What is needed
Select every line holding the word "xlabel" and copy it.

>> Begin

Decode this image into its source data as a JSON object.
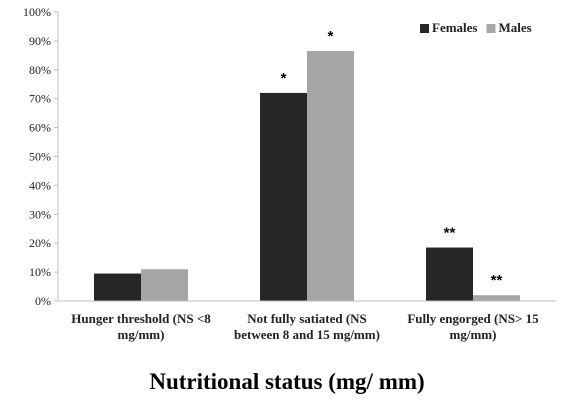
{
  "chart_data": {
    "type": "bar",
    "xlabel": "Nutritional status (mg/ mm)",
    "ylabel": "",
    "ylim": [
      0,
      100
    ],
    "ytick_step": 10,
    "ytick_suffix": "%",
    "grid": false,
    "legend_position": "top-right",
    "categories": [
      [
        "Hunger threshold (NS <8",
        "mg/mm)"
      ],
      [
        "Not fully satiated (NS",
        "between 8 and 15 mg/mm)"
      ],
      [
        "Fully engorged (NS> 15",
        "mg/mm)"
      ]
    ],
    "series": [
      {
        "name": "Females",
        "color": "#262626",
        "values": [
          9.5,
          72,
          18.5
        ],
        "annotations": [
          "",
          "*",
          "**"
        ]
      },
      {
        "name": "Males",
        "color": "#a6a6a6",
        "values": [
          11,
          86.5,
          2
        ],
        "annotations": [
          "",
          "*",
          "**"
        ]
      }
    ]
  }
}
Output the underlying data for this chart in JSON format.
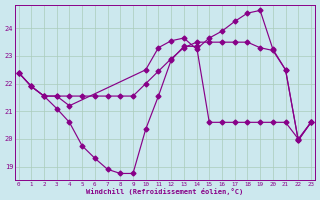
{
  "bg_color": "#cce8ee",
  "line_color": "#880088",
  "grid_color": "#aaccbb",
  "xlim": [
    -0.3,
    23.3
  ],
  "ylim": [
    18.5,
    24.85
  ],
  "xticks": [
    0,
    1,
    2,
    3,
    4,
    5,
    6,
    7,
    8,
    9,
    10,
    11,
    12,
    13,
    14,
    15,
    16,
    17,
    18,
    19,
    20,
    21,
    22,
    23
  ],
  "yticks": [
    19,
    20,
    21,
    22,
    23,
    24
  ],
  "xlabel": "Windchill (Refroidissement éolien,°C)",
  "curve1_x": [
    0,
    1,
    2,
    3,
    4,
    5,
    6,
    7,
    8,
    9,
    10,
    11,
    12,
    13,
    14,
    15,
    16,
    17,
    18,
    19,
    20,
    21,
    22,
    23
  ],
  "curve1_y": [
    22.4,
    21.9,
    21.55,
    21.55,
    21.55,
    21.55,
    21.55,
    21.55,
    21.55,
    21.55,
    22.0,
    22.45,
    22.9,
    23.3,
    23.5,
    23.5,
    23.5,
    23.5,
    23.5,
    23.3,
    23.2,
    22.5,
    19.95,
    20.6
  ],
  "curve2_x": [
    0,
    1,
    2,
    3,
    4,
    10,
    11,
    12,
    13,
    14,
    15,
    16,
    17,
    18,
    19,
    20,
    21,
    22,
    23
  ],
  "curve2_y": [
    22.4,
    21.9,
    21.55,
    21.55,
    21.2,
    22.5,
    23.3,
    23.55,
    23.65,
    23.25,
    23.65,
    23.9,
    24.25,
    24.55,
    24.65,
    23.25,
    22.5,
    19.95,
    20.6
  ],
  "curve3_x": [
    0,
    1,
    2,
    3,
    4,
    5,
    6,
    7,
    8,
    9,
    10,
    11,
    12,
    13,
    14,
    15,
    16,
    17,
    18,
    19,
    20,
    21,
    22,
    23
  ],
  "curve3_y": [
    22.4,
    21.9,
    21.55,
    21.1,
    20.6,
    19.75,
    19.3,
    18.9,
    18.75,
    18.75,
    20.35,
    21.55,
    22.85,
    23.35,
    23.35,
    20.6,
    20.6,
    20.6,
    20.6,
    20.6,
    20.6,
    20.6,
    20.0,
    20.6
  ]
}
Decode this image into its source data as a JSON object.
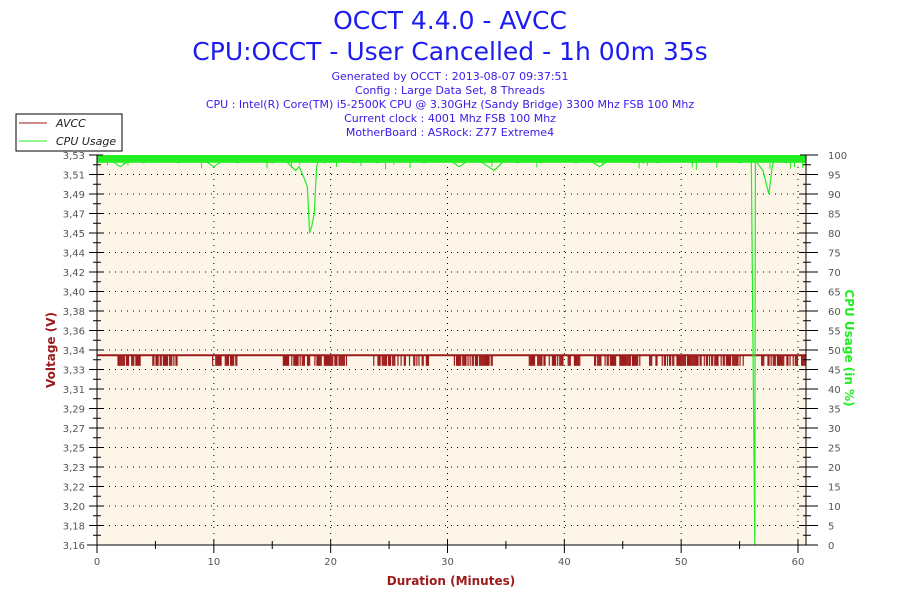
{
  "chart_data": {
    "type": "line",
    "title": "OCCT 4.4.0 - AVCC",
    "subtitle": "CPU:OCCT - User Cancelled - 1h 00m 35s",
    "info_lines": [
      "Generated by OCCT : 2013-08-07 09:37:51",
      "Config : Large Data Set, 8 Threads",
      "CPU : Intel(R) Core(TM) i5-2500K CPU @ 3.30GHz (Sandy Bridge) 3300 Mhz FSB 100 Mhz",
      "Current clock : 4001 Mhz FSB 100 Mhz",
      "MotherBoard : ASRock: Z77 Extreme4"
    ],
    "xlabel": "Duration (Minutes)",
    "ylabel_left": "Voltage (V)",
    "ylabel_right": "CPU Usage (in %)",
    "xlim": [
      0,
      60.6
    ],
    "ylim_left": [
      3.16,
      3.53
    ],
    "ylim_right": [
      0,
      100
    ],
    "x_ticks": [
      "0",
      "10",
      "20",
      "30",
      "40",
      "50",
      "60"
    ],
    "left_ticks": [
      "3,53",
      "3,51",
      "3,49",
      "3,47",
      "3,45",
      "3,44",
      "3,42",
      "3,40",
      "3,38",
      "3,36",
      "3,34",
      "3,33",
      "3,31",
      "3,29",
      "3,27",
      "3,25",
      "3,23",
      "3,22",
      "3,20",
      "3,18",
      "3,16"
    ],
    "right_ticks": [
      "100",
      "95",
      "90",
      "85",
      "80",
      "75",
      "70",
      "65",
      "60",
      "55",
      "50",
      "45",
      "40",
      "35",
      "30",
      "25",
      "20",
      "15",
      "10",
      "5",
      "0"
    ],
    "grid": true,
    "legend": {
      "position": "top-left",
      "entries": [
        "AVCC",
        "CPU Usage"
      ]
    },
    "colors": {
      "avcc": "#9b1b1b",
      "cpu": "#22ee22",
      "plot_bg": "#fdf6e8"
    },
    "series": [
      {
        "name": "AVCC",
        "axis": "left",
        "baseline": 3.34,
        "low_value": 3.33,
        "low_intervals_minutes": [
          [
            1.8,
            3.7
          ],
          [
            4.6,
            7.0
          ],
          [
            9.9,
            12.2
          ],
          [
            15.5,
            21.4
          ],
          [
            23.6,
            28.5
          ],
          [
            30.5,
            34.0
          ],
          [
            37.0,
            41.5
          ],
          [
            42.5,
            46.5
          ],
          [
            47.3,
            55.5
          ],
          [
            56.8,
            60.6
          ]
        ]
      },
      {
        "name": "CPU Usage",
        "axis": "right",
        "baseline": 99,
        "x": [
          0,
          1,
          2,
          3,
          4,
          5,
          6,
          7,
          8,
          9,
          10,
          11,
          12,
          13,
          14,
          15,
          16,
          17,
          17.3,
          17.6,
          18.0,
          18.2,
          18.4,
          18.6,
          18.8,
          19.0,
          19.5,
          20,
          21,
          22,
          23,
          24,
          25,
          26,
          27,
          28,
          29,
          30,
          31,
          32,
          33,
          34,
          35,
          36,
          37,
          38,
          39,
          40,
          41,
          42,
          43,
          44,
          45,
          46,
          47,
          48,
          49,
          50,
          51,
          52,
          53,
          54,
          55,
          56,
          56.3,
          56.35,
          56.5,
          57,
          57.5,
          57.8,
          58,
          59,
          60,
          60.6
        ],
        "values": [
          98,
          99,
          97,
          99,
          98,
          99,
          99,
          98,
          99,
          99,
          97,
          99,
          98,
          99,
          99,
          98,
          99,
          96,
          97,
          95,
          92,
          80,
          82,
          85,
          97,
          99,
          98,
          99,
          99,
          98,
          99,
          98,
          99,
          99,
          99,
          98,
          99,
          99,
          97,
          99,
          98,
          96,
          99,
          98,
          99,
          98,
          99,
          99,
          98,
          99,
          97,
          99,
          99,
          98,
          99,
          98,
          99,
          99,
          98,
          99,
          99,
          99,
          98,
          99,
          0,
          99,
          98,
          96,
          90,
          97,
          99,
          98,
          99,
          98
        ]
      }
    ]
  }
}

>> End

Solution to this task
    "xlabel": "Nutritional status (mg/ mm)",
  "xlabel": "Windchill (Refroidissement éolien,°C)",
    "xlabel": "Duration (Minutes)",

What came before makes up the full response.